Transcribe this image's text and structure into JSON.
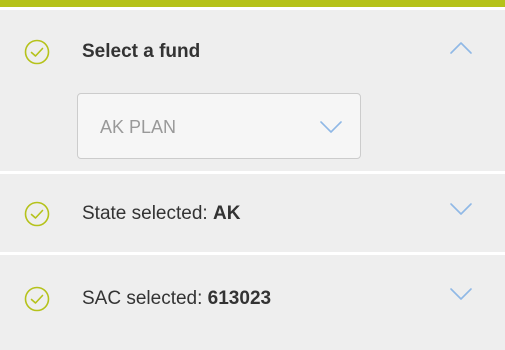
{
  "colors": {
    "accent": "#b5c21a",
    "panel_background": "#eeeeee",
    "chevron": "#8fb8e6"
  },
  "fund_section": {
    "title": "Select a fund",
    "status_icon": "check-circle-icon",
    "toggle_icon": "chevron-up-icon",
    "expanded": true,
    "fund_select": {
      "value": "AK PLAN",
      "icon": "chevron-down-icon"
    }
  },
  "state_section": {
    "label": "State selected: ",
    "value": "AK",
    "status_icon": "check-circle-icon",
    "toggle_icon": "chevron-down-icon",
    "expanded": false
  },
  "sac_section": {
    "label": "SAC selected: ",
    "value": "613023",
    "status_icon": "check-circle-icon",
    "toggle_icon": "chevron-down-icon",
    "expanded": false
  }
}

**Problem to work on**
Transcribe the listing above verbatim. Omit the pictures.

**Response for this exercise**
Transcribe this image's text and structure into JSON.
{
  "colors": {
    "accent": "#b5c21a",
    "panel_background": "#eeeeee",
    "chevron": "#8fb8e6"
  },
  "fund_section": {
    "title": "Select a fund",
    "status_icon": "check-circle-icon",
    "toggle_icon": "chevron-up-icon",
    "expanded": true,
    "fund_select": {
      "value": "AK PLAN",
      "icon": "chevron-down-icon"
    }
  },
  "state_section": {
    "label": "State selected: ",
    "value": "AK",
    "status_icon": "check-circle-icon",
    "toggle_icon": "chevron-down-icon",
    "expanded": false
  },
  "sac_section": {
    "label": "SAC selected: ",
    "value": "613023",
    "status_icon": "check-circle-icon",
    "toggle_icon": "chevron-down-icon",
    "expanded": false
  }
}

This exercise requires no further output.